PROBLEM —
Repeat every line below exactly, word for word.
____________
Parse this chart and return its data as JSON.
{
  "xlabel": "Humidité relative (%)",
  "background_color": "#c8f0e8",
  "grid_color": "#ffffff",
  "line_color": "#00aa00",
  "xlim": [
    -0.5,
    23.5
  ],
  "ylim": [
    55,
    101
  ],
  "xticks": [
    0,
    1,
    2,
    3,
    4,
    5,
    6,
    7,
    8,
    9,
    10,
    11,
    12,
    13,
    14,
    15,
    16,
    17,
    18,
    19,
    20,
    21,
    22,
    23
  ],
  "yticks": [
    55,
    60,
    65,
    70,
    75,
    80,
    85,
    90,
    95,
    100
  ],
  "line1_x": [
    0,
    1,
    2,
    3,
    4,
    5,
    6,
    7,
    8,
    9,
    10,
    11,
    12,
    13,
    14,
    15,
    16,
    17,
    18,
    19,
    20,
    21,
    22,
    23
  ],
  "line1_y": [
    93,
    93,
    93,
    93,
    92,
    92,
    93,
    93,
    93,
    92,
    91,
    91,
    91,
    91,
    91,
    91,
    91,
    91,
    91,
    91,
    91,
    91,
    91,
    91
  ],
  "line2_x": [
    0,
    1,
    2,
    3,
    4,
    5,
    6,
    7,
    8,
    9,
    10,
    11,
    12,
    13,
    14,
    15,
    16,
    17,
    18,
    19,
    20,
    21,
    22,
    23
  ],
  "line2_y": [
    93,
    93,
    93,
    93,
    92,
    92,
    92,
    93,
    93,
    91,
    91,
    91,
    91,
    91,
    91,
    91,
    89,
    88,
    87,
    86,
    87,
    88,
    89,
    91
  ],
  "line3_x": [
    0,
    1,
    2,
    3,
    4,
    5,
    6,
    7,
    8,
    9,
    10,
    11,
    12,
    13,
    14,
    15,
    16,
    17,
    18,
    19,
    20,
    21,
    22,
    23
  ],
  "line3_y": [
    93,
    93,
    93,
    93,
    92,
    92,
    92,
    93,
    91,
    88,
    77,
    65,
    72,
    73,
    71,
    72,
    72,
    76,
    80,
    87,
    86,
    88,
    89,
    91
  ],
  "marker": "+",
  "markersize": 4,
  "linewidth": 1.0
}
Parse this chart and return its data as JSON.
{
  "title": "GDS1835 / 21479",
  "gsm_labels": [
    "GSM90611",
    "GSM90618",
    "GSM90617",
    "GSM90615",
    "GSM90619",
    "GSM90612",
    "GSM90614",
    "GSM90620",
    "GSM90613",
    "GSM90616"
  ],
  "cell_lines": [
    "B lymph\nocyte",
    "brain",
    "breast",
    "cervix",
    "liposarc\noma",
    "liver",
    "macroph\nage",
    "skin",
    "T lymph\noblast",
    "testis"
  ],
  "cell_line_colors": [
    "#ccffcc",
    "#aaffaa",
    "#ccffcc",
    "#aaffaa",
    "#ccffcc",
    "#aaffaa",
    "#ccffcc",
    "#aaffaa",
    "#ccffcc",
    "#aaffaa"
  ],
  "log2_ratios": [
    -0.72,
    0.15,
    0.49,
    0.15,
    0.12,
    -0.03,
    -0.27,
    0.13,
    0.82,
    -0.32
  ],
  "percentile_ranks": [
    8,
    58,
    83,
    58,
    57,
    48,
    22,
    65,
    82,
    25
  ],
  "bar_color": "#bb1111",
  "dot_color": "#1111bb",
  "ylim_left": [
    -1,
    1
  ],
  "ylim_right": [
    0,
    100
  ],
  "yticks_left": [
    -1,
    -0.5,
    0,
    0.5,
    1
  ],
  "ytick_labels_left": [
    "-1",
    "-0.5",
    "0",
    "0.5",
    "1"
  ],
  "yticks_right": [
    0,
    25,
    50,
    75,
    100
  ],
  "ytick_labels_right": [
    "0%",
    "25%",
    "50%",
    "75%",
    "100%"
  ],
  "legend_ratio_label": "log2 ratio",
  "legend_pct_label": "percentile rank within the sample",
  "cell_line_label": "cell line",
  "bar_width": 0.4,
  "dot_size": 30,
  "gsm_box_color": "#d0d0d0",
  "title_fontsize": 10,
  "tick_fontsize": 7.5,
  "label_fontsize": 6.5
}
____________
TASK OUTPUT —
Parse this chart and return its data as JSON.
{
  "xlabel": "Humidité relative (%)",
  "background_color": "#c8f0e8",
  "grid_color": "#ffffff",
  "line_color": "#00aa00",
  "xlim": [
    -0.5,
    23.5
  ],
  "ylim": [
    55,
    101
  ],
  "xticks": [
    0,
    1,
    2,
    3,
    4,
    5,
    6,
    7,
    8,
    9,
    10,
    11,
    12,
    13,
    14,
    15,
    16,
    17,
    18,
    19,
    20,
    21,
    22,
    23
  ],
  "yticks": [
    55,
    60,
    65,
    70,
    75,
    80,
    85,
    90,
    95,
    100
  ],
  "line1_x": [
    0,
    1,
    2,
    3,
    4,
    5,
    6,
    7,
    8,
    9,
    10,
    11,
    12,
    13,
    14,
    15,
    16,
    17,
    18,
    19,
    20,
    21,
    22,
    23
  ],
  "line1_y": [
    93,
    93,
    93,
    93,
    92,
    92,
    93,
    93,
    93,
    92,
    91,
    91,
    91,
    91,
    91,
    91,
    91,
    91,
    91,
    91,
    91,
    91,
    91,
    91
  ],
  "line2_x": [
    0,
    1,
    2,
    3,
    4,
    5,
    6,
    7,
    8,
    9,
    10,
    11,
    12,
    13,
    14,
    15,
    16,
    17,
    18,
    19,
    20,
    21,
    22,
    23
  ],
  "line2_y": [
    93,
    93,
    93,
    93,
    92,
    92,
    92,
    93,
    93,
    91,
    91,
    91,
    91,
    91,
    91,
    91,
    89,
    88,
    87,
    86,
    87,
    88,
    89,
    91
  ],
  "line3_x": [
    0,
    1,
    2,
    3,
    4,
    5,
    6,
    7,
    8,
    9,
    10,
    11,
    12,
    13,
    14,
    15,
    16,
    17,
    18,
    19,
    20,
    21,
    22,
    23
  ],
  "line3_y": [
    93,
    93,
    93,
    93,
    92,
    92,
    92,
    93,
    91,
    88,
    77,
    65,
    72,
    73,
    71,
    72,
    72,
    76,
    80,
    87,
    86,
    88,
    89,
    91
  ],
  "marker": "+",
  "markersize": 4,
  "linewidth": 1.0
}
Parse this chart and return its data as JSON.
{
  "title": "GDS1835 / 21479",
  "gsm_labels": [
    "GSM90611",
    "GSM90618",
    "GSM90617",
    "GSM90615",
    "GSM90619",
    "GSM90612",
    "GSM90614",
    "GSM90620",
    "GSM90613",
    "GSM90616"
  ],
  "cell_lines": [
    "B lymph\nocyte",
    "brain",
    "breast",
    "cervix",
    "liposarc\noma",
    "liver",
    "macroph\nage",
    "skin",
    "T lymph\noblast",
    "testis"
  ],
  "cell_line_colors": [
    "#ccffcc",
    "#aaffaa",
    "#ccffcc",
    "#aaffaa",
    "#ccffcc",
    "#aaffaa",
    "#ccffcc",
    "#aaffaa",
    "#ccffcc",
    "#aaffaa"
  ],
  "log2_ratios": [
    -0.72,
    0.15,
    0.49,
    0.15,
    0.12,
    -0.03,
    -0.27,
    0.13,
    0.82,
    -0.32
  ],
  "percentile_ranks": [
    8,
    58,
    83,
    58,
    57,
    48,
    22,
    65,
    82,
    25
  ],
  "bar_color": "#bb1111",
  "dot_color": "#1111bb",
  "ylim_left": [
    -1,
    1
  ],
  "ylim_right": [
    0,
    100
  ],
  "yticks_left": [
    -1,
    -0.5,
    0,
    0.5,
    1
  ],
  "ytick_labels_left": [
    "-1",
    "-0.5",
    "0",
    "0.5",
    "1"
  ],
  "yticks_right": [
    0,
    25,
    50,
    75,
    100
  ],
  "ytick_labels_right": [
    "0%",
    "25%",
    "50%",
    "75%",
    "100%"
  ],
  "legend_ratio_label": "log2 ratio",
  "legend_pct_label": "percentile rank within the sample",
  "cell_line_label": "cell line",
  "bar_width": 0.4,
  "dot_size": 30,
  "gsm_box_color": "#d0d0d0",
  "title_fontsize": 10,
  "tick_fontsize": 7.5,
  "label_fontsize": 6.5
}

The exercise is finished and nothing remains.